### Input material
══════════
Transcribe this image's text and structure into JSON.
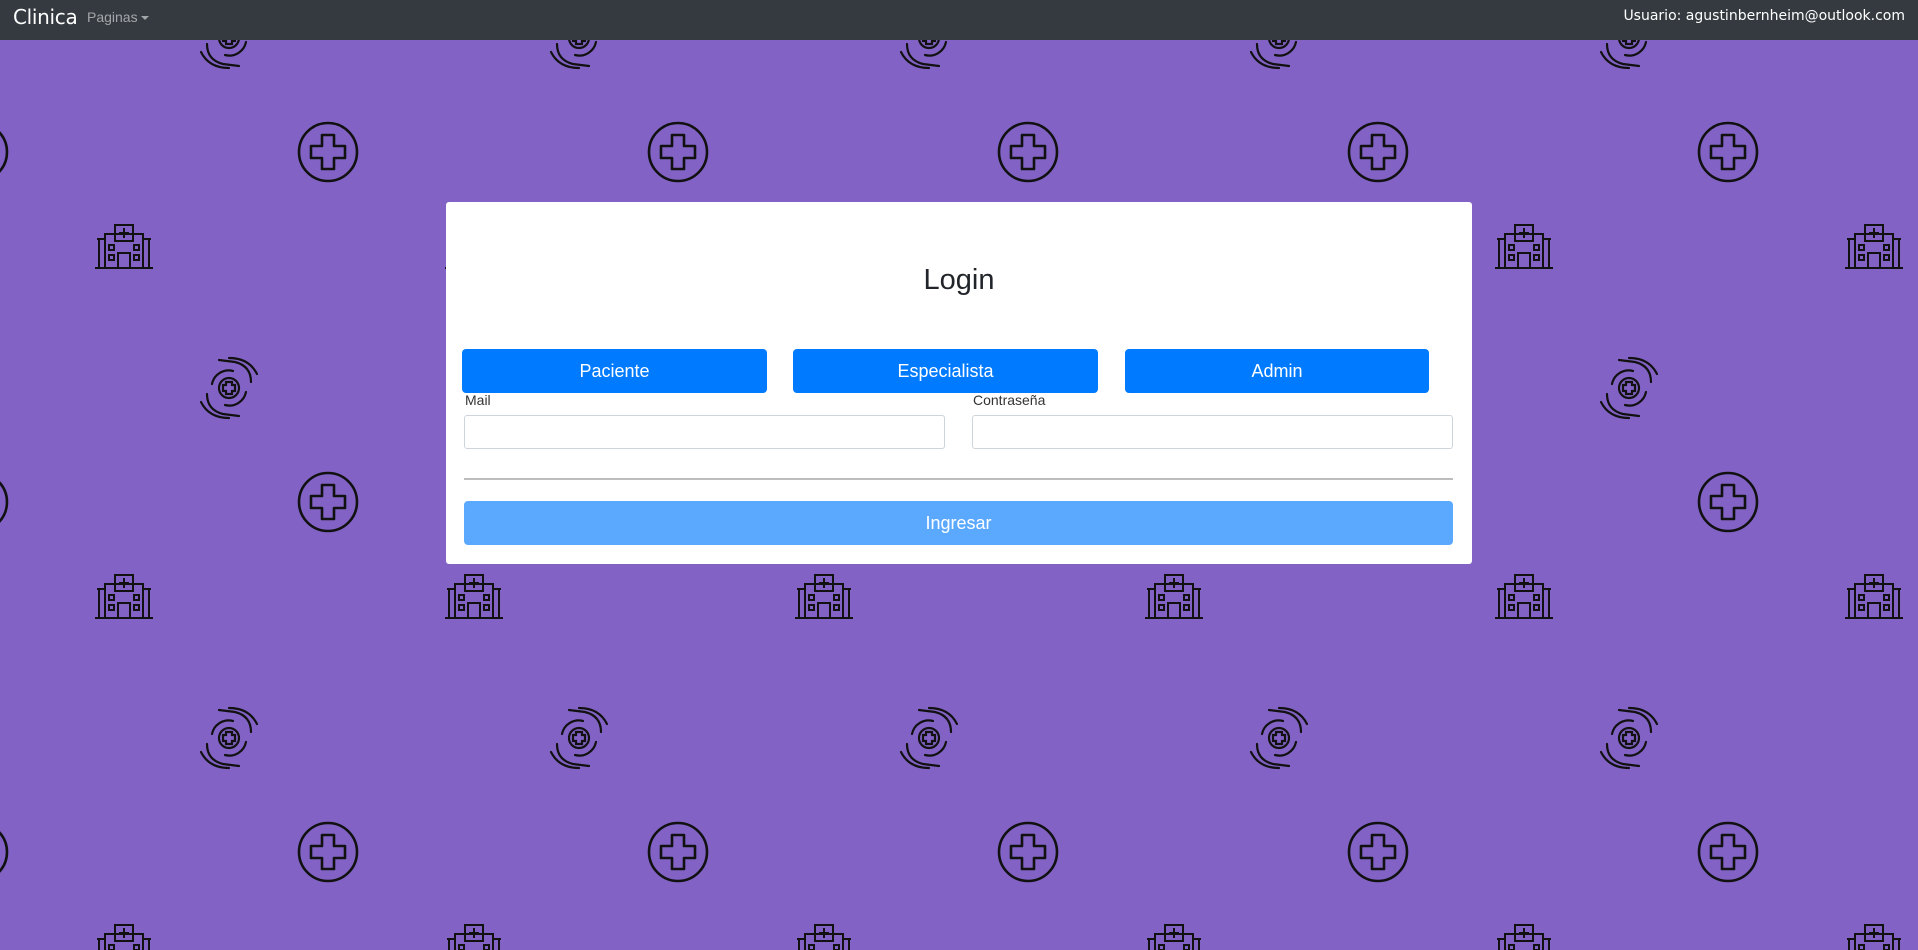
{
  "navbar": {
    "brand": "Clinica",
    "menu_label": "Paginas",
    "user_text": "Usuario: agustinbernheim@outlook.com"
  },
  "login": {
    "title": "Login",
    "role_buttons": [
      "Paciente",
      "Especialista",
      "Admin"
    ],
    "mail_label": "Mail",
    "mail_value": "",
    "password_label": "Contraseña",
    "password_value": "",
    "submit_label": "Ingresar"
  },
  "background": {
    "color": "#8263c5",
    "icons": [
      "hospital-icon",
      "medical-cross-icon",
      "healthcare-hands-icon"
    ]
  },
  "colors": {
    "navbar": "#343a40",
    "primary": "#007bff",
    "primary_disabled": "#5ba9ff"
  }
}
══════════
### Exercise objective
All of the records need repeating exactly, except for the pictures.

### Correct response
Transcribe this image's text and structure into JSON.
{
  "navbar": {
    "brand": "Clinica",
    "menu_label": "Paginas",
    "user_text": "Usuario: agustinbernheim@outlook.com"
  },
  "login": {
    "title": "Login",
    "role_buttons": [
      "Paciente",
      "Especialista",
      "Admin"
    ],
    "mail_label": "Mail",
    "mail_value": "",
    "password_label": "Contraseña",
    "password_value": "",
    "submit_label": "Ingresar"
  },
  "background": {
    "color": "#8263c5",
    "icons": [
      "hospital-icon",
      "medical-cross-icon",
      "healthcare-hands-icon"
    ]
  },
  "colors": {
    "navbar": "#343a40",
    "primary": "#007bff",
    "primary_disabled": "#5ba9ff"
  }
}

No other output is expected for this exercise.